** start **

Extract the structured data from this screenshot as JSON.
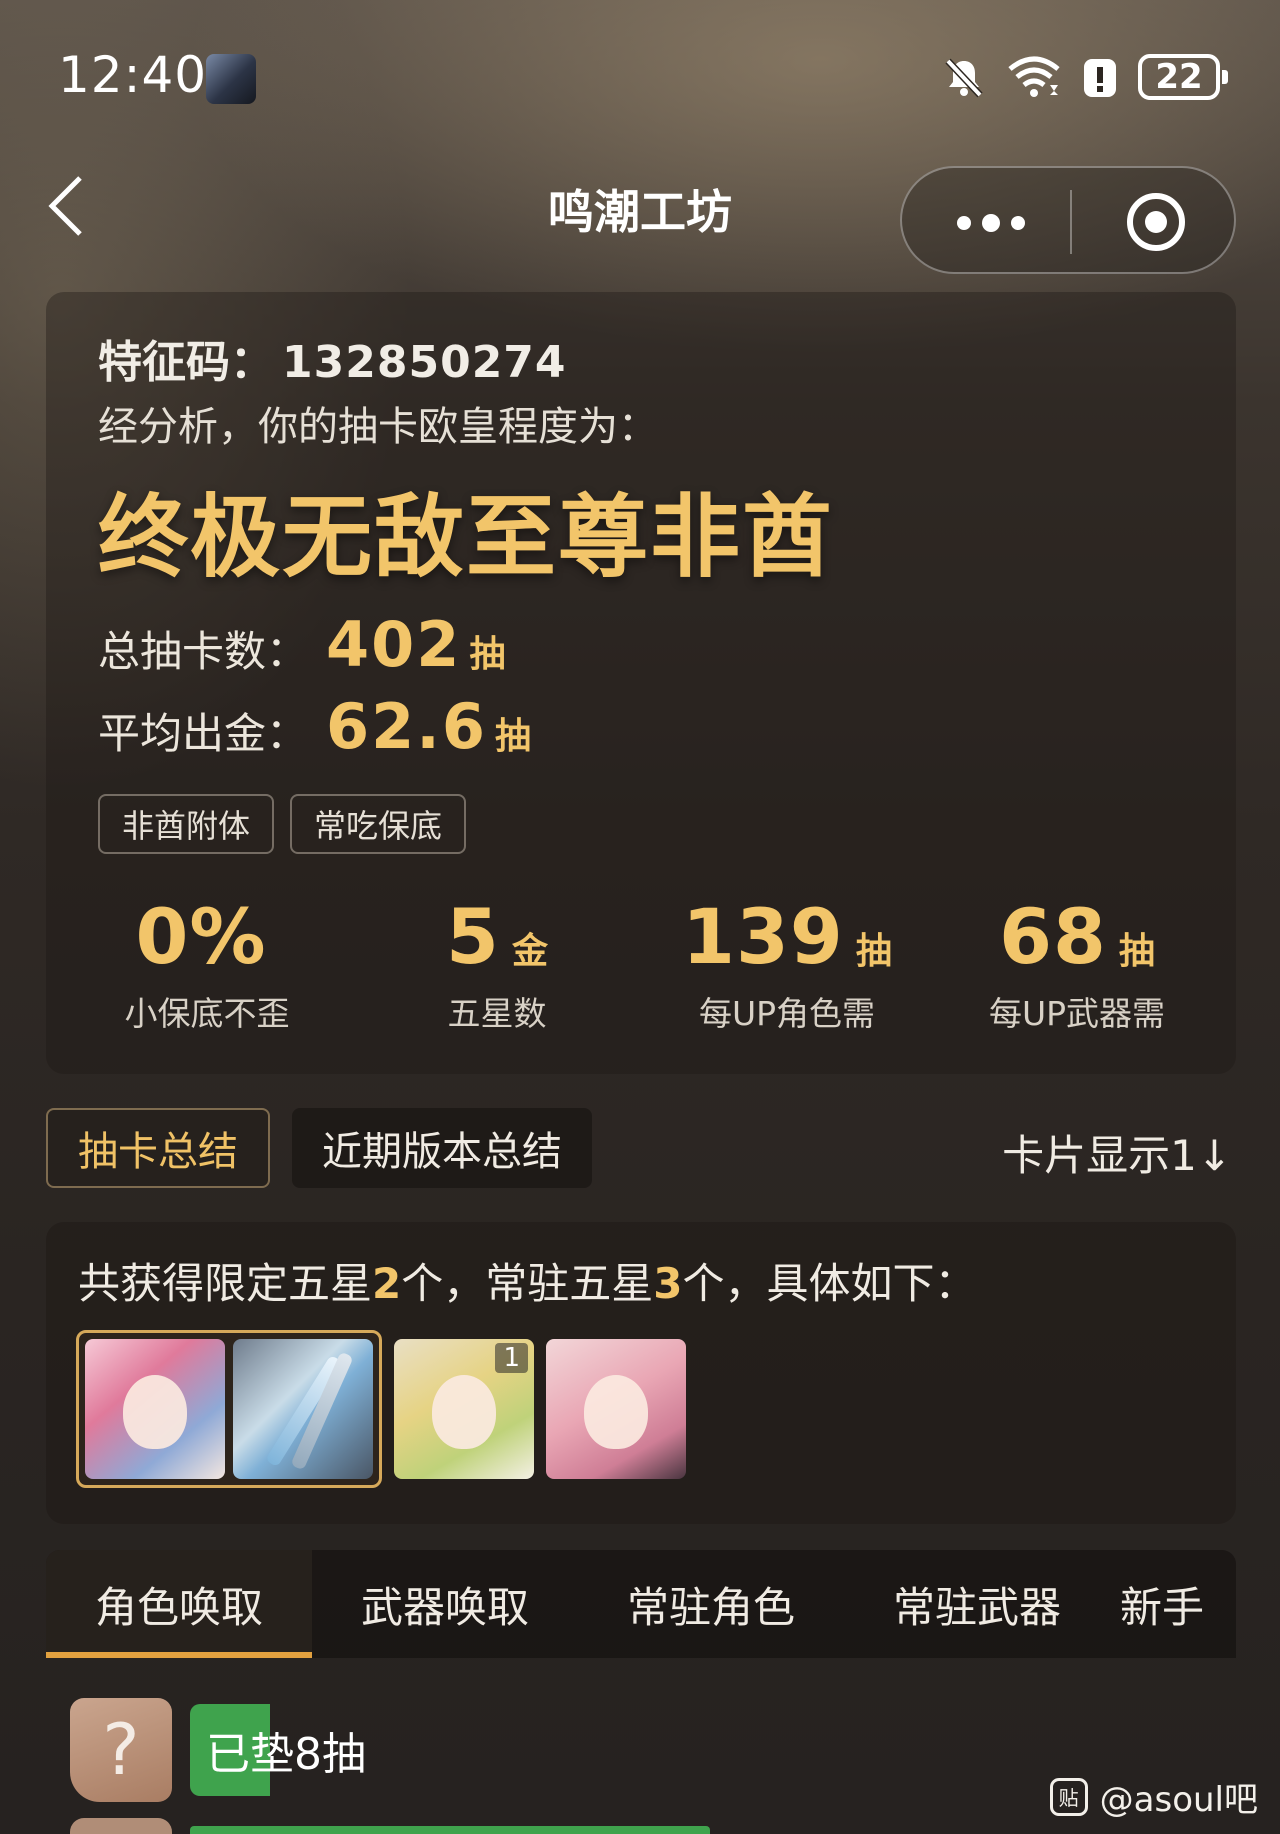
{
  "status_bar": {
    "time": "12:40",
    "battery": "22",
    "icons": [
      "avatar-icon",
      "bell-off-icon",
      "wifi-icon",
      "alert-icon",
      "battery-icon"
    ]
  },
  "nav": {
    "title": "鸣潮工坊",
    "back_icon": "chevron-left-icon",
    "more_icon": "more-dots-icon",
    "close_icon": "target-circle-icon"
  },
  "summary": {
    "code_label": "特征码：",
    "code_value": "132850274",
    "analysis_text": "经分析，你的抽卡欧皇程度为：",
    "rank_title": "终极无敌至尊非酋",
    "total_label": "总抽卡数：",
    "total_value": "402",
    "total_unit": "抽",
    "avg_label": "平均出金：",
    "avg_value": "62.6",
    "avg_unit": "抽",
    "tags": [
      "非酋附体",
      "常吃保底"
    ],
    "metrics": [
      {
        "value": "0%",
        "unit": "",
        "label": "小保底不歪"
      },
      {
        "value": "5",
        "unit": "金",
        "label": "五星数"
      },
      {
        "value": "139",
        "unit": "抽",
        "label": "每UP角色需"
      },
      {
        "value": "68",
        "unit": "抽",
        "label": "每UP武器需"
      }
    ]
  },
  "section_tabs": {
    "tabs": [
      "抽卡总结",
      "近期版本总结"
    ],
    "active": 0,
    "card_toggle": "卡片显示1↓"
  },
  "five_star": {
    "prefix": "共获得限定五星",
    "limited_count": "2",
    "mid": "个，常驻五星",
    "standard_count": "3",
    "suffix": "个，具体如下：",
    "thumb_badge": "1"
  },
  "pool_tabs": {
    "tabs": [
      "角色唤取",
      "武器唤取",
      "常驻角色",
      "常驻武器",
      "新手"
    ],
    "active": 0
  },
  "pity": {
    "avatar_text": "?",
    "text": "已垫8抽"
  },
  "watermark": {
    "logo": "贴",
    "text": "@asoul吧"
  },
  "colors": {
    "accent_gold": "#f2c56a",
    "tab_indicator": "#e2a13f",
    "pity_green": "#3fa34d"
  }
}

** end **

• STATED GOAL: The material above must be printed exactly, with its pictures left out.

• CORRECT RESPONSE:
Extract the structured data from this screenshot as JSON.
{
  "status_bar": {
    "time": "12:40",
    "battery": "22",
    "icons": [
      "avatar-icon",
      "bell-off-icon",
      "wifi-icon",
      "alert-icon",
      "battery-icon"
    ]
  },
  "nav": {
    "title": "鸣潮工坊",
    "back_icon": "chevron-left-icon",
    "more_icon": "more-dots-icon",
    "close_icon": "target-circle-icon"
  },
  "summary": {
    "code_label": "特征码：",
    "code_value": "132850274",
    "analysis_text": "经分析，你的抽卡欧皇程度为：",
    "rank_title": "终极无敌至尊非酋",
    "total_label": "总抽卡数：",
    "total_value": "402",
    "total_unit": "抽",
    "avg_label": "平均出金：",
    "avg_value": "62.6",
    "avg_unit": "抽",
    "tags": [
      "非酋附体",
      "常吃保底"
    ],
    "metrics": [
      {
        "value": "0%",
        "unit": "",
        "label": "小保底不歪"
      },
      {
        "value": "5",
        "unit": "金",
        "label": "五星数"
      },
      {
        "value": "139",
        "unit": "抽",
        "label": "每UP角色需"
      },
      {
        "value": "68",
        "unit": "抽",
        "label": "每UP武器需"
      }
    ]
  },
  "section_tabs": {
    "tabs": [
      "抽卡总结",
      "近期版本总结"
    ],
    "active": 0,
    "card_toggle": "卡片显示1↓"
  },
  "five_star": {
    "prefix": "共获得限定五星",
    "limited_count": "2",
    "mid": "个，常驻五星",
    "standard_count": "3",
    "suffix": "个，具体如下：",
    "thumb_badge": "1"
  },
  "pool_tabs": {
    "tabs": [
      "角色唤取",
      "武器唤取",
      "常驻角色",
      "常驻武器",
      "新手"
    ],
    "active": 0
  },
  "pity": {
    "avatar_text": "?",
    "text": "已垫8抽"
  },
  "watermark": {
    "logo": "贴",
    "text": "@asoul吧"
  },
  "colors": {
    "accent_gold": "#f2c56a",
    "tab_indicator": "#e2a13f",
    "pity_green": "#3fa34d"
  }
}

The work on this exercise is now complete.